THE EXERCISE:
Search the listing below for "MultFesta". Copy each matching line.

Data items
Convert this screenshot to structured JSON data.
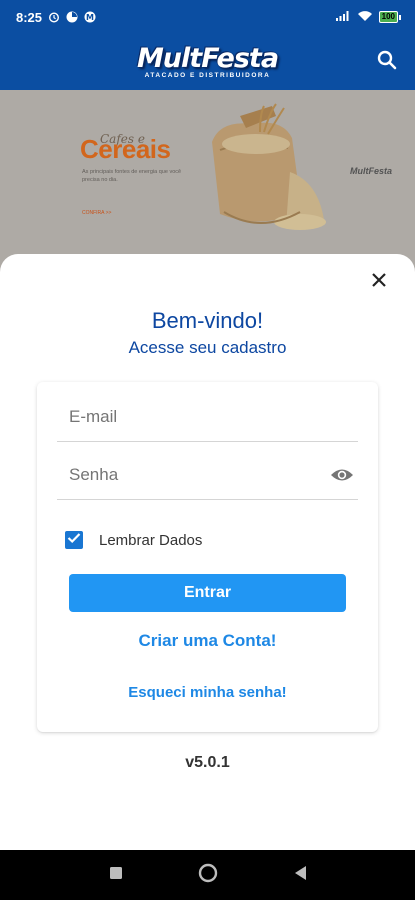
{
  "status_bar": {
    "time": "8:25",
    "battery": "100"
  },
  "app_bar": {
    "logo_text": "MultFesta",
    "logo_tagline": "ATACADO E DISTRIBUIDORA",
    "search_icon": "search-icon"
  },
  "banner": {
    "script_text": "Cafes e",
    "title": "Cereais",
    "body": "As principais fontes de energia que você precisa no dia.",
    "cta": "CONFIRA >>",
    "brand_mark": "MultFesta"
  },
  "login_sheet": {
    "close_icon": "close-icon",
    "welcome": "Bem-vindo!",
    "subtitle": "Acesse seu cadastro",
    "email_placeholder": "E-mail",
    "password_placeholder": "Senha",
    "visibility_icon": "eye-icon",
    "remember_label": "Lembrar Dados",
    "remember_checked": true,
    "enter_button": "Entrar",
    "create_account_link": "Criar uma Conta!",
    "forgot_password_link": "Esqueci minha senha!",
    "version": "v5.0.1"
  },
  "colors": {
    "brand_blue": "#0b4ea2",
    "title_blue": "#0d47a1",
    "button_blue": "#2196f3",
    "link_blue": "#1e88e5",
    "checkbox_blue": "#1976d2"
  }
}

RESPONSE BELOW:
    "logo_text": "MultFesta",
    "brand_mark": "MultFesta"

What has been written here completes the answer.